The request. Each of the entries should be retyped precisely as it appears.

** Start Given entries **

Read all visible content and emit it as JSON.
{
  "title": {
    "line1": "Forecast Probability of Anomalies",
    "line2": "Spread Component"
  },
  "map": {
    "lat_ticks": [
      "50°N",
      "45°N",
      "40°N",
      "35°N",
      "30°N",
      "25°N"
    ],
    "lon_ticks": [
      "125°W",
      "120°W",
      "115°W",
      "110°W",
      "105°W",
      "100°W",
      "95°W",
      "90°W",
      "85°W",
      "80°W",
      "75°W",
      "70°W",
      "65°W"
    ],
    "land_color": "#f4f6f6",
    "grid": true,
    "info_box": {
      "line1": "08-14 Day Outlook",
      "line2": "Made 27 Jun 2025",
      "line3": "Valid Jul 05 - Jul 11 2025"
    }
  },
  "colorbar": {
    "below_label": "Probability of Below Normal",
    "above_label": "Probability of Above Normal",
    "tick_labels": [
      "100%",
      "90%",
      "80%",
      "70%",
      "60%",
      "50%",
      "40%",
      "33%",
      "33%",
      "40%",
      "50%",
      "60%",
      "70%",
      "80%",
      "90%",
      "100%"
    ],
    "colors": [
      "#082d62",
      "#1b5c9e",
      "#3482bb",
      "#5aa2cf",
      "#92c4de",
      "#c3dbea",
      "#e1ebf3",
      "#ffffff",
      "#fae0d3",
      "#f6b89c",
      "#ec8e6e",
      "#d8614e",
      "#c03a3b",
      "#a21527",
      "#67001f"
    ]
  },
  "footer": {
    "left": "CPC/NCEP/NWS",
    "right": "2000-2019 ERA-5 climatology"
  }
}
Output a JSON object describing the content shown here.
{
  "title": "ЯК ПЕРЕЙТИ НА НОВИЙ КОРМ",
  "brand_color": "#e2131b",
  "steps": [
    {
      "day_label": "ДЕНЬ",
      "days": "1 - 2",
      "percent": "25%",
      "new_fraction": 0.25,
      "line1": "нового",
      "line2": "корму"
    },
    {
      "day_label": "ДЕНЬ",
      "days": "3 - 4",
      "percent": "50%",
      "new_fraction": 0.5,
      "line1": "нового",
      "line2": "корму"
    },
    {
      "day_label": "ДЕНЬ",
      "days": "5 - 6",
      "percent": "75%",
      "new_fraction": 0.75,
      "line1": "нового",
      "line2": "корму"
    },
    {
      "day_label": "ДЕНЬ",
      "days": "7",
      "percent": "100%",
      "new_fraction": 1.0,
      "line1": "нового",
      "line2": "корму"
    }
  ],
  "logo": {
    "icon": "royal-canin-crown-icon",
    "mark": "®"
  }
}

** End Given entries **

Result below.
Read all visible content and emit it as JSON.
{
  "title": {
    "line1": "Forecast Probability of Anomalies",
    "line2": "Spread Component"
  },
  "map": {
    "lat_ticks": [
      "50°N",
      "45°N",
      "40°N",
      "35°N",
      "30°N",
      "25°N"
    ],
    "lon_ticks": [
      "125°W",
      "120°W",
      "115°W",
      "110°W",
      "105°W",
      "100°W",
      "95°W",
      "90°W",
      "85°W",
      "80°W",
      "75°W",
      "70°W",
      "65°W"
    ],
    "land_color": "#f4f6f6",
    "grid": true,
    "info_box": {
      "line1": "08-14 Day Outlook",
      "line2": "Made 27 Jun 2025",
      "line3": "Valid Jul 05 - Jul 11 2025"
    }
  },
  "colorbar": {
    "below_label": "Probability of Below Normal",
    "above_label": "Probability of Above Normal",
    "tick_labels": [
      "100%",
      "90%",
      "80%",
      "70%",
      "60%",
      "50%",
      "40%",
      "33%",
      "33%",
      "40%",
      "50%",
      "60%",
      "70%",
      "80%",
      "90%",
      "100%"
    ],
    "colors": [
      "#082d62",
      "#1b5c9e",
      "#3482bb",
      "#5aa2cf",
      "#92c4de",
      "#c3dbea",
      "#e1ebf3",
      "#ffffff",
      "#fae0d3",
      "#f6b89c",
      "#ec8e6e",
      "#d8614e",
      "#c03a3b",
      "#a21527",
      "#67001f"
    ]
  },
  "footer": {
    "left": "CPC/NCEP/NWS",
    "right": "2000-2019 ERA-5 climatology"
  }
}
Output a JSON object describing the content shown here.
{
  "title": "ЯК ПЕРЕЙТИ НА НОВИЙ КОРМ",
  "brand_color": "#e2131b",
  "steps": [
    {
      "day_label": "ДЕНЬ",
      "days": "1 - 2",
      "percent": "25%",
      "new_fraction": 0.25,
      "line1": "нового",
      "line2": "корму"
    },
    {
      "day_label": "ДЕНЬ",
      "days": "3 - 4",
      "percent": "50%",
      "new_fraction": 0.5,
      "line1": "нового",
      "line2": "корму"
    },
    {
      "day_label": "ДЕНЬ",
      "days": "5 - 6",
      "percent": "75%",
      "new_fraction": 0.75,
      "line1": "нового",
      "line2": "корму"
    },
    {
      "day_label": "ДЕНЬ",
      "days": "7",
      "percent": "100%",
      "new_fraction": 1.0,
      "line1": "нового",
      "line2": "корму"
    }
  ],
  "logo": {
    "icon": "royal-canin-crown-icon",
    "mark": "®"
  }
}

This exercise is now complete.